→ TEXT EXCERPT

Detecting Localized Deepfakes: How Well Do Synthetic Image Detectors Handle Inpainting?

Authors: Serafino Pandolfini, Lorenzo Pellegrini, Matteo Ferrara, Davide Maltoni

Published: 2025-12-18 15:54:51+00:00

AI Summary

This study systematically evaluates the generalization capability of detectors trained on fully synthetic images when applied to localized deepfakes created via image inpainting. The evaluation uses multiple datasets covering diverse generators, mask sizes, and manipulation techniques. Results show strong transferability for medium and large area manipulations, often outperforming dedicated ad hoc detection methods.

Abstract

The rapid progress of generative AI has enabled highly realistic image manipulations, including inpainting and region-level editing. These approaches preserve most of the original visual context and are increasingly exploited in cybersecurity-relevant threat scenarios. While numerous detectors have been proposed for identifying fully synthetic images, their ability to generalize to localized manipulations remains insufficiently characterized. This work presents a systematic evaluation of state-of-the-art detectors, originally trained for the deepfake detection on fully synthetic images, when applied to a distinct challenge: localized inpainting detection. The study leverages multiple datasets spanning diverse generators, mask sizes, and inpainting techniques. Our experiments show that models trained on a large set of generators exhibit partial transferability to inpainting-based edits and can reliably detect medium- and large-area manipulations or regeneration-style inpainting, outperforming many existing ad hoc detection approaches.


Key findings
Detectors show strong transferability to inpainting, especially for manipulations covering medium (>20%) or large image areas. Performance degrades significantly for small manipulations (<5%) or those created by advanced generative models like Flux and Firefly. DINOv3 ViT-L/16 consistently achieved the highest AUROC scores among the tested models, highlighting the effectiveness of self-supervised vision transformers.
Approach
The study evaluates state-of-the-art deepfake detectors, originally trained for binary real-versus-fake classification on fully synthetic images (using AI-GenBench), against a corpus of localized inpainted images. Performance is analyzed across various dimensions including mask size, generator type, and compression robustness, using image-level classification without spatial supervision.
Datasets
BR-Gen, TGIF, TGIF2 (trained on AI-GenBench)
Model(s)
ResNet-50 CLIP, DINOv2 ViT-L/14, DINOv3 ViT-L/16
Author countries
Italy

Element and box listings:

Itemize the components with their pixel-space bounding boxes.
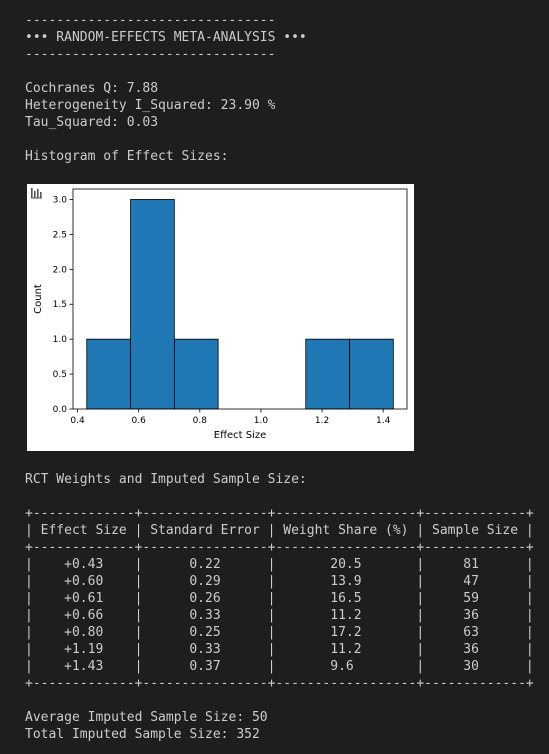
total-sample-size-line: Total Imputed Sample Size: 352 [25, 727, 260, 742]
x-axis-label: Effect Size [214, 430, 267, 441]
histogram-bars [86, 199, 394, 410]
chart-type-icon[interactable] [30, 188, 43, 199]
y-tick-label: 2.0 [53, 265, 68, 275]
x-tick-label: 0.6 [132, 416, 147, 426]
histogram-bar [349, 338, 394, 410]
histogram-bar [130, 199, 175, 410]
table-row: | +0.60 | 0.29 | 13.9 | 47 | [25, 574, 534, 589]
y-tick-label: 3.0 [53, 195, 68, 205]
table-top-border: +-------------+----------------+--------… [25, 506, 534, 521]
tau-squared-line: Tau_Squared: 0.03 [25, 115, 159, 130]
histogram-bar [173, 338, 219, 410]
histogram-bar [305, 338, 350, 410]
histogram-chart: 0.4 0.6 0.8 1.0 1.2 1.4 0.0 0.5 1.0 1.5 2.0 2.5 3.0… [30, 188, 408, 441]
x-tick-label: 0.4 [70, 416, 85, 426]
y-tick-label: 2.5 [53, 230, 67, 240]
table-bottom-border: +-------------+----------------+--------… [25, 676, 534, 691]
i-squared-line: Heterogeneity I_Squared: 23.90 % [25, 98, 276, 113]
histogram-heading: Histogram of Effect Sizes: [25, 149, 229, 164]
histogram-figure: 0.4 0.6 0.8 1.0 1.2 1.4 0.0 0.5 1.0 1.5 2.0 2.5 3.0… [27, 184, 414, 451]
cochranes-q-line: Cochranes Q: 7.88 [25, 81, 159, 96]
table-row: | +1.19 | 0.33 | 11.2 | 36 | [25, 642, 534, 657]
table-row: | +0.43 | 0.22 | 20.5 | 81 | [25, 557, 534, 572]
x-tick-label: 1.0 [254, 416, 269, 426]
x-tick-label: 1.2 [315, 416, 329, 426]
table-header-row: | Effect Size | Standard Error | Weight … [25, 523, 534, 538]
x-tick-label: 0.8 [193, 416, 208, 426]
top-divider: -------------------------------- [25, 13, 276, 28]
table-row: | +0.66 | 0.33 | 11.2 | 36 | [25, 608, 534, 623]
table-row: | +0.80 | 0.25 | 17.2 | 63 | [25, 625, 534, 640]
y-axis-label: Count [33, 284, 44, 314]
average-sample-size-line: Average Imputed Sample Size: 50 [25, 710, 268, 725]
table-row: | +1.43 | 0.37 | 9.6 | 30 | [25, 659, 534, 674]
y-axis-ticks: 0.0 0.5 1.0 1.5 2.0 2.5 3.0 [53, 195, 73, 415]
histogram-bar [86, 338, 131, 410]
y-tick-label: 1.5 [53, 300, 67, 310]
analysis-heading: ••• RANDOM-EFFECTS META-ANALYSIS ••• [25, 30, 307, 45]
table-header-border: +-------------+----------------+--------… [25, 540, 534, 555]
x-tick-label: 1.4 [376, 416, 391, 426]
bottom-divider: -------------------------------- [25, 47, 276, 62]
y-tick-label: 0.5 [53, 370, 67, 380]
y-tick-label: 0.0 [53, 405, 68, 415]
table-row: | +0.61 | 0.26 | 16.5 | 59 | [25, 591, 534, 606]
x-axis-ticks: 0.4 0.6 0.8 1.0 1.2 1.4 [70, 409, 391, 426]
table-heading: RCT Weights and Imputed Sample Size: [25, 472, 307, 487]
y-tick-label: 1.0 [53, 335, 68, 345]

...

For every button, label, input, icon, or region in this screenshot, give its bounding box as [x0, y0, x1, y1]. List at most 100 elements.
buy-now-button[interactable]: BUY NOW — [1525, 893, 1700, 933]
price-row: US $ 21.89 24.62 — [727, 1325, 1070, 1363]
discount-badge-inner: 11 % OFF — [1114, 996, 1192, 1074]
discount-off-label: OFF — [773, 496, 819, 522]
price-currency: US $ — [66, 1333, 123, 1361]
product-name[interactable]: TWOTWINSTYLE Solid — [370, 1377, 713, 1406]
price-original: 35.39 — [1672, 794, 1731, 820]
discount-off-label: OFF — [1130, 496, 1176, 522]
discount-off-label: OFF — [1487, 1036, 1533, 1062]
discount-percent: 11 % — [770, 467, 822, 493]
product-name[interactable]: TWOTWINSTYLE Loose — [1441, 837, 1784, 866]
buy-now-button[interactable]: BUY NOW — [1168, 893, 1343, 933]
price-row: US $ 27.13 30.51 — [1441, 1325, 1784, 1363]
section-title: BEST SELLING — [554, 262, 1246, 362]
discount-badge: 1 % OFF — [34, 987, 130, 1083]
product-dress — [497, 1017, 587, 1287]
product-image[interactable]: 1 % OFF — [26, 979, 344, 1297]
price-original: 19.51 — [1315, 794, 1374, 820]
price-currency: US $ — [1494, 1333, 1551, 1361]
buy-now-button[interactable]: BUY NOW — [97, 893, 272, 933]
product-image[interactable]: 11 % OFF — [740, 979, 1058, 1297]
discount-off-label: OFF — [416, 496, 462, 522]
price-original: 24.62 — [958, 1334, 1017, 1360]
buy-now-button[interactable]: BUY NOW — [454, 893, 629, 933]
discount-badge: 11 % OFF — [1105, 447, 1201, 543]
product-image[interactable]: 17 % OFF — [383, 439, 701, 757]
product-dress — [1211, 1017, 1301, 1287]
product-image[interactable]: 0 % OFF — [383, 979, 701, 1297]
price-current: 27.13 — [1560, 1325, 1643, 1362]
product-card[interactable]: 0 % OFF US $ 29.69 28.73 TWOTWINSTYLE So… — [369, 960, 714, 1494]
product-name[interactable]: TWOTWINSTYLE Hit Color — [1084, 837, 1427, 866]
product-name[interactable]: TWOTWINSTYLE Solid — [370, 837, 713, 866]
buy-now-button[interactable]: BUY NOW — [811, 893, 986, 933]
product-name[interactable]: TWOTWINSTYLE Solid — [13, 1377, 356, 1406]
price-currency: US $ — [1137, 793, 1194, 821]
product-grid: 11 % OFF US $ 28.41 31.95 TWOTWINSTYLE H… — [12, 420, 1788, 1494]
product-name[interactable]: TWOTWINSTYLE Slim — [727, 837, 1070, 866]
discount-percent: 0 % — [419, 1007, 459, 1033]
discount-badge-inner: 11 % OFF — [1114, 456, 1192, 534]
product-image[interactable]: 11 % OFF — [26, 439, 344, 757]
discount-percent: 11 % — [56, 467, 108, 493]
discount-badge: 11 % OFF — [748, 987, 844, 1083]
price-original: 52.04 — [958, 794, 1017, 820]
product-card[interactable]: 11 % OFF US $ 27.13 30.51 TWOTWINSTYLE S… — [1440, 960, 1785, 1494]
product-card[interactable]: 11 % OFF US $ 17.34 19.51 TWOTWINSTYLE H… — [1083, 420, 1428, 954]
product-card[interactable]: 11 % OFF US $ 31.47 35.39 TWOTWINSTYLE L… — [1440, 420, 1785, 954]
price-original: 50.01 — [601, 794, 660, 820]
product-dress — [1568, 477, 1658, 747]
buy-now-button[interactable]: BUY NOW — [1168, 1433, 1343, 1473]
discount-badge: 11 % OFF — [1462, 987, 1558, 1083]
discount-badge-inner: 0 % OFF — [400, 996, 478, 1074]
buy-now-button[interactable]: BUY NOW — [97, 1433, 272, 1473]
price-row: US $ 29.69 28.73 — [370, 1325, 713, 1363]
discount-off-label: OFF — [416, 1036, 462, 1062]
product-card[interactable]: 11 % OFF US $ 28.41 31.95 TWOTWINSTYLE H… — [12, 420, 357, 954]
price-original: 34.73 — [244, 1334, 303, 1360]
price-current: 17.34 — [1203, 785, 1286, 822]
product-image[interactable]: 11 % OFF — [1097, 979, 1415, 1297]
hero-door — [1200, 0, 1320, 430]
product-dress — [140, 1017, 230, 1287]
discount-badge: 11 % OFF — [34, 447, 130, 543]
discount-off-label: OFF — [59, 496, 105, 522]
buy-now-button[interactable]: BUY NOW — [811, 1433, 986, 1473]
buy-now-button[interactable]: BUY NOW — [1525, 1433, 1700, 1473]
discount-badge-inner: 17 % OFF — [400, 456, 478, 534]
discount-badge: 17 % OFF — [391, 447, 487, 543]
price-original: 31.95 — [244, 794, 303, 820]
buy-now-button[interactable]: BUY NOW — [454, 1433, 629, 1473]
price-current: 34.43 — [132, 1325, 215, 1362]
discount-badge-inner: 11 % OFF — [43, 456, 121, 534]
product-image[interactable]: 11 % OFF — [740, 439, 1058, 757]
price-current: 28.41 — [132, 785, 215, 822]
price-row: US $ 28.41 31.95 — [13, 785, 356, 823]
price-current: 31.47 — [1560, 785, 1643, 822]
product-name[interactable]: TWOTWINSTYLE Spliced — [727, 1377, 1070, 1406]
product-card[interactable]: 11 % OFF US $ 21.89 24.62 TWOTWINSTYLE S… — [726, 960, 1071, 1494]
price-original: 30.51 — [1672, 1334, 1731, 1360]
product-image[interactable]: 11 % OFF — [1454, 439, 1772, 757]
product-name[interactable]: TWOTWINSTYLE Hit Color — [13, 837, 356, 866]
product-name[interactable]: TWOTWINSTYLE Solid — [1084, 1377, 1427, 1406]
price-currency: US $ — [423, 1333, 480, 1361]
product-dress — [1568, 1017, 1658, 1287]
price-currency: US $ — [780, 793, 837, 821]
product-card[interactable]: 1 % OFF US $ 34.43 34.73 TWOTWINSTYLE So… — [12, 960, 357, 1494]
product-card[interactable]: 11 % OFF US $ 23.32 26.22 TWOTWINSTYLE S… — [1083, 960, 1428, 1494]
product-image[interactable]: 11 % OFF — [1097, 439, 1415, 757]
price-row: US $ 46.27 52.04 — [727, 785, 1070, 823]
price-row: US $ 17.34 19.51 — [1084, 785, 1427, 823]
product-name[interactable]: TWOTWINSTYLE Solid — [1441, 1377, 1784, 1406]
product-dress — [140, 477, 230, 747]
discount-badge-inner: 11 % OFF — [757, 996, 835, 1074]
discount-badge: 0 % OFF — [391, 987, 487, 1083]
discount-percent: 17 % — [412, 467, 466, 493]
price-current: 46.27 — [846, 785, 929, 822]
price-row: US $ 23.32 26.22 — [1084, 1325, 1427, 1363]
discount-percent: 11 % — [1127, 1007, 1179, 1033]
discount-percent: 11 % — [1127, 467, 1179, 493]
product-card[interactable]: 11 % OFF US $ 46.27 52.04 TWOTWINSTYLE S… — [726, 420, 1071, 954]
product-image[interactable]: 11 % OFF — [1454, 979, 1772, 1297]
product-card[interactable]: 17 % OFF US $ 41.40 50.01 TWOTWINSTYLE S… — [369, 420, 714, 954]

→ PROBLEM DESCRIPTION
Do these statements agree with the page on detecting localized deepfakes? For each, answer yes or no and quote the words from the page that decide it.
1. Detection performance drops significantly when a manipulation covers less than 5% of the image.
2. ResNet-50 CLIP achieved the highest AUROC scores among the tested models.
3. Performance is analyzed with spatial supervision.

→ EXERCISE RESULT
1. Yes: "Performance degrades significantly for small manipulations (<5%)"
2. No: "DINOv3 ViT-L/16 consistently achieved the highest AUROC scores among the tested models"
3. No: "using image-level classification without spatial supervision"